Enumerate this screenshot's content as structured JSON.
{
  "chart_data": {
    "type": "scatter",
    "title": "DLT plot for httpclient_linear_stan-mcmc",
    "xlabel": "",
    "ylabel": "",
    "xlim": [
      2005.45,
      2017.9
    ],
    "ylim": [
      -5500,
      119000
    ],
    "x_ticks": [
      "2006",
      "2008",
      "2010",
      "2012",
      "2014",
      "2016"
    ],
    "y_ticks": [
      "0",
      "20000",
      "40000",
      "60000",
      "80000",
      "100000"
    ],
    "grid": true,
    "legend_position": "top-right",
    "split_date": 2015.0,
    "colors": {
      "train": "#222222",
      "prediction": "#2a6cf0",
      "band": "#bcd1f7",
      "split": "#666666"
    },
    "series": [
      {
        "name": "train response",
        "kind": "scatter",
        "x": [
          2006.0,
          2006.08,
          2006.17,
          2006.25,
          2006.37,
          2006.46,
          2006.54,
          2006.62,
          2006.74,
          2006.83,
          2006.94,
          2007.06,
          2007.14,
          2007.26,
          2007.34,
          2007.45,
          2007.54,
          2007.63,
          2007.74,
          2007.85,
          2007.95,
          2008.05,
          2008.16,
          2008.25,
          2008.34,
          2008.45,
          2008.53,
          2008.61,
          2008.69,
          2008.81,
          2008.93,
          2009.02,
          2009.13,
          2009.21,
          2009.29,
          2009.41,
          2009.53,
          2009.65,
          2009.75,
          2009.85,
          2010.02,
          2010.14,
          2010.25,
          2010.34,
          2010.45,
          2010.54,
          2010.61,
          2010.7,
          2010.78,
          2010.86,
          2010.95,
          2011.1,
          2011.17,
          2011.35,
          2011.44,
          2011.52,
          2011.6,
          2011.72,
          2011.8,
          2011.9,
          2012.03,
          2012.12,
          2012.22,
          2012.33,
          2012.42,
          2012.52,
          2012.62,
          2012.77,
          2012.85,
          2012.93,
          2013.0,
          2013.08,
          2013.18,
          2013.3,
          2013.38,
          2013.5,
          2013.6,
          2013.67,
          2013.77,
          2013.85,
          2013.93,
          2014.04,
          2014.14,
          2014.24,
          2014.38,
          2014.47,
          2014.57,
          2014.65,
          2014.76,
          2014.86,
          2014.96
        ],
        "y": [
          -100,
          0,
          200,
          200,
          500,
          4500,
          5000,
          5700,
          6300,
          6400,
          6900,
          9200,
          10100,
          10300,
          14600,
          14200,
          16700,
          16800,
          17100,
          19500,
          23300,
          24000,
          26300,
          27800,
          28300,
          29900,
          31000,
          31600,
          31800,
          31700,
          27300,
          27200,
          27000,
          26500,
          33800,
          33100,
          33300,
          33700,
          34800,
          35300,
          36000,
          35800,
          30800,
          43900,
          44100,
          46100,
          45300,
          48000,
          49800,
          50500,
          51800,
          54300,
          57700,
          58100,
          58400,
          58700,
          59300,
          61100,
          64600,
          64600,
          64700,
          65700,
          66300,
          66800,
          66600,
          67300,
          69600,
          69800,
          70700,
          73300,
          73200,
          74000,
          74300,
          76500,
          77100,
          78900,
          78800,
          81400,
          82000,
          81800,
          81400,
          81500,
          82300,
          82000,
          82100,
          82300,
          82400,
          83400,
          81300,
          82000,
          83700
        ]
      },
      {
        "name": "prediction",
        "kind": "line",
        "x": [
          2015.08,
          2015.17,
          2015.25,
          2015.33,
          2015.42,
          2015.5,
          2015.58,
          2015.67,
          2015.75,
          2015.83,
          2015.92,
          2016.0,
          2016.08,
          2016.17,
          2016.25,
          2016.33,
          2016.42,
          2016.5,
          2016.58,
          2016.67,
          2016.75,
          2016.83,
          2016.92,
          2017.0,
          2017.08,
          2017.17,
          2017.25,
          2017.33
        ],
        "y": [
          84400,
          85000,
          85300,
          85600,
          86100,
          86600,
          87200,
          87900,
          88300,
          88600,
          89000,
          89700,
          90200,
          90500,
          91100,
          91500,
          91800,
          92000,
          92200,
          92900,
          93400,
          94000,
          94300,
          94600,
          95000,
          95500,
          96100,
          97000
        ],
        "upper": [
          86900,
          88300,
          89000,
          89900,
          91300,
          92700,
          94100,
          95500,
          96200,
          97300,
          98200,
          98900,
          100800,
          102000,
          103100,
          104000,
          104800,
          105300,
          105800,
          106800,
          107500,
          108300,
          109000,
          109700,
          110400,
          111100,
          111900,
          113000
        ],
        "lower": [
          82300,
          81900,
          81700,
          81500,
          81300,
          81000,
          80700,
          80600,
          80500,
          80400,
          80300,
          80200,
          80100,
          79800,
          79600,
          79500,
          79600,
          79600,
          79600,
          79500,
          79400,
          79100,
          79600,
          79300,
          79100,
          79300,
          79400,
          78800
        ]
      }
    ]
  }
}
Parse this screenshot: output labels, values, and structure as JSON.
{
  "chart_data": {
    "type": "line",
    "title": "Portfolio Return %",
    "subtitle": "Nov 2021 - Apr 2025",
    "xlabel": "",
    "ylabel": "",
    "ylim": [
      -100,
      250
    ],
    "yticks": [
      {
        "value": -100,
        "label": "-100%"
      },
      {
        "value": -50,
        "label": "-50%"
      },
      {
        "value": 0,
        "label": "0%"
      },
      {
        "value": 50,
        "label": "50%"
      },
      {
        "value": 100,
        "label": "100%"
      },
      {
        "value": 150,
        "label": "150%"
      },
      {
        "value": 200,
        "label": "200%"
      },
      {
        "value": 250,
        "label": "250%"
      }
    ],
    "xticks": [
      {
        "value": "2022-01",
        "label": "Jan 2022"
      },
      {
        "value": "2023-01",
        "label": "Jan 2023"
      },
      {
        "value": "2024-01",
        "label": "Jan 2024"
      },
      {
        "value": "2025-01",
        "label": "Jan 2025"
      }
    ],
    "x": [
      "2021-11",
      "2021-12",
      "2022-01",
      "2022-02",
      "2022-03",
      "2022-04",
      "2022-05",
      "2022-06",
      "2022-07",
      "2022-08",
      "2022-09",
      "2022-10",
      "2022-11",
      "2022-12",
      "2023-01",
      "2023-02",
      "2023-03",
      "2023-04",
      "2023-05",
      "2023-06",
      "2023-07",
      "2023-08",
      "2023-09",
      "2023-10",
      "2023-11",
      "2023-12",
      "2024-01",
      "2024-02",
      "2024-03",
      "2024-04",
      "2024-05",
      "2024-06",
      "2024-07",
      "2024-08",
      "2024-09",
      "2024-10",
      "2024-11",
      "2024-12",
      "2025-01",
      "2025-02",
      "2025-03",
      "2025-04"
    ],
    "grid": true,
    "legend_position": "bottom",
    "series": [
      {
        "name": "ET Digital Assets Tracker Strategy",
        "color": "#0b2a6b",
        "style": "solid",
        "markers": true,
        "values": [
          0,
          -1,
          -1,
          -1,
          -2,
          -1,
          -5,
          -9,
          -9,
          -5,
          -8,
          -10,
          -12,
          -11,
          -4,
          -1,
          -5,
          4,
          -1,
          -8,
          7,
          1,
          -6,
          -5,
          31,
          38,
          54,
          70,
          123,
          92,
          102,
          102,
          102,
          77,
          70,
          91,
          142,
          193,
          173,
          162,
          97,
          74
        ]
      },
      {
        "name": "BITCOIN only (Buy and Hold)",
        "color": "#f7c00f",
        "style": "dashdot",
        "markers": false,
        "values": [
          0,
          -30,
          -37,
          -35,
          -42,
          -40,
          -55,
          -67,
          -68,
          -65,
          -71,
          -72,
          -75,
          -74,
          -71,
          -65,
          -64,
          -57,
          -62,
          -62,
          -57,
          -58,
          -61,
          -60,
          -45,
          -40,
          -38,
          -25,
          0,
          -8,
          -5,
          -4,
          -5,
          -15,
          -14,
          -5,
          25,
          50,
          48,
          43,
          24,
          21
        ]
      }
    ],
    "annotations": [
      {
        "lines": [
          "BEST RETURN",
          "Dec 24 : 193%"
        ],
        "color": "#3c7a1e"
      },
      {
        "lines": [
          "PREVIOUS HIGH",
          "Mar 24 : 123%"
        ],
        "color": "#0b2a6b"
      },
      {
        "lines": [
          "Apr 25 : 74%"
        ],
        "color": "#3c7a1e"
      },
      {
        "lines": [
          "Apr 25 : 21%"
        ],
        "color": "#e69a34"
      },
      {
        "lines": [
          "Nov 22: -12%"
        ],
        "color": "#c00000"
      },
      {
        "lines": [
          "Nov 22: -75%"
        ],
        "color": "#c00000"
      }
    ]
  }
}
....................
Your task is to gather every line with the word "this" and copy it.

Enumerate this screenshot's content as structured JSON.
Parse this screenshot: output labels, values, and structure as JSON.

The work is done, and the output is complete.